_TO BE DONE_. Repeat each record below exactly as given.

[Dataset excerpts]
########
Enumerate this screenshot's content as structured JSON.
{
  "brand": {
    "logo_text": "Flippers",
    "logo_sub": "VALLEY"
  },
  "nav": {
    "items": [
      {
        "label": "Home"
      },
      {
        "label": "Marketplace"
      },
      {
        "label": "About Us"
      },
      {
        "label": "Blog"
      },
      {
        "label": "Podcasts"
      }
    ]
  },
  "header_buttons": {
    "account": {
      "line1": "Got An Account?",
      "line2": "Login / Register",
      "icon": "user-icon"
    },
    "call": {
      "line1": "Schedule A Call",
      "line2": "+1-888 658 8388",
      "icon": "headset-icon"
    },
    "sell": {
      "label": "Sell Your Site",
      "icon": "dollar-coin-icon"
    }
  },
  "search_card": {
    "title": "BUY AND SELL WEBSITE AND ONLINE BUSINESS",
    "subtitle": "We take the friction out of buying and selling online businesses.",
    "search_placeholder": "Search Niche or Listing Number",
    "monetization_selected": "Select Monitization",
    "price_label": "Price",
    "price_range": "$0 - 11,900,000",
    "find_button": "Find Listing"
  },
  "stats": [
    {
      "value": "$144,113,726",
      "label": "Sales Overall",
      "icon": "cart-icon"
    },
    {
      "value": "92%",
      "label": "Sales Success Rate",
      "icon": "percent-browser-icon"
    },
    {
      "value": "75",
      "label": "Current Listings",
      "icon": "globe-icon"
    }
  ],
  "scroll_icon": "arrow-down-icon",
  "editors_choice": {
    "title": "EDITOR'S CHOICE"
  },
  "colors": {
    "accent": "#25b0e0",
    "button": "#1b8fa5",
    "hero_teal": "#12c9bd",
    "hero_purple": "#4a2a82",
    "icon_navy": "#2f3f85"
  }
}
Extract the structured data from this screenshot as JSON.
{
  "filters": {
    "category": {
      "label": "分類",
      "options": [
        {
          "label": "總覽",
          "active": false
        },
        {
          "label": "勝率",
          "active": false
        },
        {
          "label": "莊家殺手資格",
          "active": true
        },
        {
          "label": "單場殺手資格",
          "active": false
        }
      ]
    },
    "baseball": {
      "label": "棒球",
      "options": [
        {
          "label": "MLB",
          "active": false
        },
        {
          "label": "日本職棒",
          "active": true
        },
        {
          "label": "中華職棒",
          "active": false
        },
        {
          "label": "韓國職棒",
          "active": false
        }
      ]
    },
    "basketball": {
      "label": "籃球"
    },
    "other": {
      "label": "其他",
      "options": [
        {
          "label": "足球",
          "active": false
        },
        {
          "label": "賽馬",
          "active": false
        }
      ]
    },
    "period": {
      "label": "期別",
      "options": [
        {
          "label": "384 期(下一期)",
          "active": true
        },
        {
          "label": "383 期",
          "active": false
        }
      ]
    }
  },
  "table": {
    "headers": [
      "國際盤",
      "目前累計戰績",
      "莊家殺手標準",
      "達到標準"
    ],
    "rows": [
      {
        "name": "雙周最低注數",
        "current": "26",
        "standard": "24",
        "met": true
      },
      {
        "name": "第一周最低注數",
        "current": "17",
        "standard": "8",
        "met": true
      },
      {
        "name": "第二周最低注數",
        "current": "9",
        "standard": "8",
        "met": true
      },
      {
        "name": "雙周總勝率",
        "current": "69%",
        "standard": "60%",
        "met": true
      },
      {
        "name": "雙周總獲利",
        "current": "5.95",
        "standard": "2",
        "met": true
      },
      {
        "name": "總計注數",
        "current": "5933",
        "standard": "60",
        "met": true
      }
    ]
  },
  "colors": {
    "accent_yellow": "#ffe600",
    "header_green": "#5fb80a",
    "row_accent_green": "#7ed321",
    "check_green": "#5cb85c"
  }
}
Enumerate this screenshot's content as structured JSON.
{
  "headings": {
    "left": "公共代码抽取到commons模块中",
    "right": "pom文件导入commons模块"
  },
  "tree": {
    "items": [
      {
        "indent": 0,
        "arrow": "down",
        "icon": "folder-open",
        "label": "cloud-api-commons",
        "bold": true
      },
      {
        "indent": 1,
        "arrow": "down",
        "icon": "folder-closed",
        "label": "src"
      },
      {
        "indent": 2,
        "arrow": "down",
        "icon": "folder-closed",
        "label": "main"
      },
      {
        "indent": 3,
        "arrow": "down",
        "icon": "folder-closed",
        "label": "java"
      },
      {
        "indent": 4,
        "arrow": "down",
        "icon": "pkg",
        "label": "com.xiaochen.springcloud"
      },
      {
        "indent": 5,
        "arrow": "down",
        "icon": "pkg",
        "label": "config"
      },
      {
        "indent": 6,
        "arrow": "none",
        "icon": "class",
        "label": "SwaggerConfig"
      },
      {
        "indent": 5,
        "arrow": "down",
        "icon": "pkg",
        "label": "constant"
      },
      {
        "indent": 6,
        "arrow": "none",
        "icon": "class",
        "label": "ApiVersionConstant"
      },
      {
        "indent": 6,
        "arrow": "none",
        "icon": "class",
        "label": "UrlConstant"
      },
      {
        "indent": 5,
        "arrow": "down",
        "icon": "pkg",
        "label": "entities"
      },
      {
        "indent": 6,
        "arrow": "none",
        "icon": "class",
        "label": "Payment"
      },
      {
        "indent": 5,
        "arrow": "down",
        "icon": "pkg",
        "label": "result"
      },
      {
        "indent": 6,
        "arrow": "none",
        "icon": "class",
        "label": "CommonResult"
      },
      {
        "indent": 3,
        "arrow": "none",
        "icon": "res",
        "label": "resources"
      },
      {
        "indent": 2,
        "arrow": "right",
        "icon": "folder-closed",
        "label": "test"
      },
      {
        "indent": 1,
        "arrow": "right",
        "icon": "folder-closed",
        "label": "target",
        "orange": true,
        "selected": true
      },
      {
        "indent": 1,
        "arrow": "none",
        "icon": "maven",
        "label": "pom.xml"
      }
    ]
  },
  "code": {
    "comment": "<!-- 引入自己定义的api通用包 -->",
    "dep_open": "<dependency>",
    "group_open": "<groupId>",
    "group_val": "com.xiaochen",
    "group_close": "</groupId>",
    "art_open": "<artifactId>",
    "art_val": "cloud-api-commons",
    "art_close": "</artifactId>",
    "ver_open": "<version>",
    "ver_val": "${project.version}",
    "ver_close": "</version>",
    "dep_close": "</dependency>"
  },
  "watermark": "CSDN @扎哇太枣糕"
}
########
_RESULT OF THE EXERCISE_.
Enumerate this screenshot's content as structured JSON.
{
  "brand": {
    "logo_text": "Flippers",
    "logo_sub": "VALLEY"
  },
  "nav": {
    "items": [
      {
        "label": "Home"
      },
      {
        "label": "Marketplace"
      },
      {
        "label": "About Us"
      },
      {
        "label": "Blog"
      },
      {
        "label": "Podcasts"
      }
    ]
  },
  "header_buttons": {
    "account": {
      "line1": "Got An Account?",
      "line2": "Login / Register",
      "icon": "user-icon"
    },
    "call": {
      "line1": "Schedule A Call",
      "line2": "+1-888 658 8388",
      "icon": "headset-icon"
    },
    "sell": {
      "label": "Sell Your Site",
      "icon": "dollar-coin-icon"
    }
  },
  "search_card": {
    "title": "BUY AND SELL WEBSITE AND ONLINE BUSINESS",
    "subtitle": "We take the friction out of buying and selling online businesses.",
    "search_placeholder": "Search Niche or Listing Number",
    "monetization_selected": "Select Monitization",
    "price_label": "Price",
    "price_range": "$0 - 11,900,000",
    "find_button": "Find Listing"
  },
  "stats": [
    {
      "value": "$144,113,726",
      "label": "Sales Overall",
      "icon": "cart-icon"
    },
    {
      "value": "92%",
      "label": "Sales Success Rate",
      "icon": "percent-browser-icon"
    },
    {
      "value": "75",
      "label": "Current Listings",
      "icon": "globe-icon"
    }
  ],
  "scroll_icon": "arrow-down-icon",
  "editors_choice": {
    "title": "EDITOR'S CHOICE"
  },
  "colors": {
    "accent": "#25b0e0",
    "button": "#1b8fa5",
    "hero_teal": "#12c9bd",
    "hero_purple": "#4a2a82",
    "icon_navy": "#2f3f85"
  }
}
Extract the structured data from this screenshot as JSON.
{
  "filters": {
    "category": {
      "label": "分類",
      "options": [
        {
          "label": "總覽",
          "active": false
        },
        {
          "label": "勝率",
          "active": false
        },
        {
          "label": "莊家殺手資格",
          "active": true
        },
        {
          "label": "單場殺手資格",
          "active": false
        }
      ]
    },
    "baseball": {
      "label": "棒球",
      "options": [
        {
          "label": "MLB",
          "active": false
        },
        {
          "label": "日本職棒",
          "active": true
        },
        {
          "label": "中華職棒",
          "active": false
        },
        {
          "label": "韓國職棒",
          "active": false
        }
      ]
    },
    "basketball": {
      "label": "籃球"
    },
    "other": {
      "label": "其他",
      "options": [
        {
          "label": "足球",
          "active": false
        },
        {
          "label": "賽馬",
          "active": false
        }
      ]
    },
    "period": {
      "label": "期別",
      "options": [
        {
          "label": "384 期(下一期)",
          "active": true
        },
        {
          "label": "383 期",
          "active": false
        }
      ]
    }
  },
  "table": {
    "headers": [
      "國際盤",
      "目前累計戰績",
      "莊家殺手標準",
      "達到標準"
    ],
    "rows": [
      {
        "name": "雙周最低注數",
        "current": "26",
        "standard": "24",
        "met": true
      },
      {
        "name": "第一周最低注數",
        "current": "17",
        "standard": "8",
        "met": true
      },
      {
        "name": "第二周最低注數",
        "current": "9",
        "standard": "8",
        "met": true
      },
      {
        "name": "雙周總勝率",
        "current": "69%",
        "standard": "60%",
        "met": true
      },
      {
        "name": "雙周總獲利",
        "current": "5.95",
        "standard": "2",
        "met": true
      },
      {
        "name": "總計注數",
        "current": "5933",
        "standard": "60",
        "met": true
      }
    ]
  },
  "colors": {
    "accent_yellow": "#ffe600",
    "header_green": "#5fb80a",
    "row_accent_green": "#7ed321",
    "check_green": "#5cb85c"
  }
}
Enumerate this screenshot's content as structured JSON.
{
  "headings": {
    "left": "公共代码抽取到commons模块中",
    "right": "pom文件导入commons模块"
  },
  "tree": {
    "items": [
      {
        "indent": 0,
        "arrow": "down",
        "icon": "folder-open",
        "label": "cloud-api-commons",
        "bold": true
      },
      {
        "indent": 1,
        "arrow": "down",
        "icon": "folder-closed",
        "label": "src"
      },
      {
        "indent": 2,
        "arrow": "down",
        "icon": "folder-closed",
        "label": "main"
      },
      {
        "indent": 3,
        "arrow": "down",
        "icon": "folder-closed",
        "label": "java"
      },
      {
        "indent": 4,
        "arrow": "down",
        "icon": "pkg",
        "label": "com.xiaochen.springcloud"
      },
      {
        "indent": 5,
        "arrow": "down",
        "icon": "pkg",
        "label": "config"
      },
      {
        "indent": 6,
        "arrow": "none",
        "icon": "class",
        "label": "SwaggerConfig"
      },
      {
        "indent": 5,
        "arrow": "down",
        "icon": "pkg",
        "label": "constant"
      },
      {
        "indent": 6,
        "arrow": "none",
        "icon": "class",
        "label": "ApiVersionConstant"
      },
      {
        "indent": 6,
        "arrow": "none",
        "icon": "class",
        "label": "UrlConstant"
      },
      {
        "indent": 5,
        "arrow": "down",
        "icon": "pkg",
        "label": "entities"
      },
      {
        "indent": 6,
        "arrow": "none",
        "icon": "class",
        "label": "Payment"
      },
      {
        "indent": 5,
        "arrow": "down",
        "icon": "pkg",
        "label": "result"
      },
      {
        "indent": 6,
        "arrow": "none",
        "icon": "class",
        "label": "CommonResult"
      },
      {
        "indent": 3,
        "arrow": "none",
        "icon": "res",
        "label": "resources"
      },
      {
        "indent": 2,
        "arrow": "right",
        "icon": "folder-closed",
        "label": "test"
      },
      {
        "indent": 1,
        "arrow": "right",
        "icon": "folder-closed",
        "label": "target",
        "orange": true,
        "selected": true
      },
      {
        "indent": 1,
        "arrow": "none",
        "icon": "maven",
        "label": "pom.xml"
      }
    ]
  },
  "code": {
    "comment": "<!-- 引入自己定义的api通用包 -->",
    "dep_open": "<dependency>",
    "group_open": "<groupId>",
    "group_val": "com.xiaochen",
    "group_close": "</groupId>",
    "art_open": "<artifactId>",
    "art_val": "cloud-api-commons",
    "art_close": "</artifactId>",
    "ver_open": "<version>",
    "ver_val": "${project.version}",
    "ver_close": "</version>",
    "dep_close": "</dependency>"
  },
  "watermark": "CSDN @扎哇太枣糕"
}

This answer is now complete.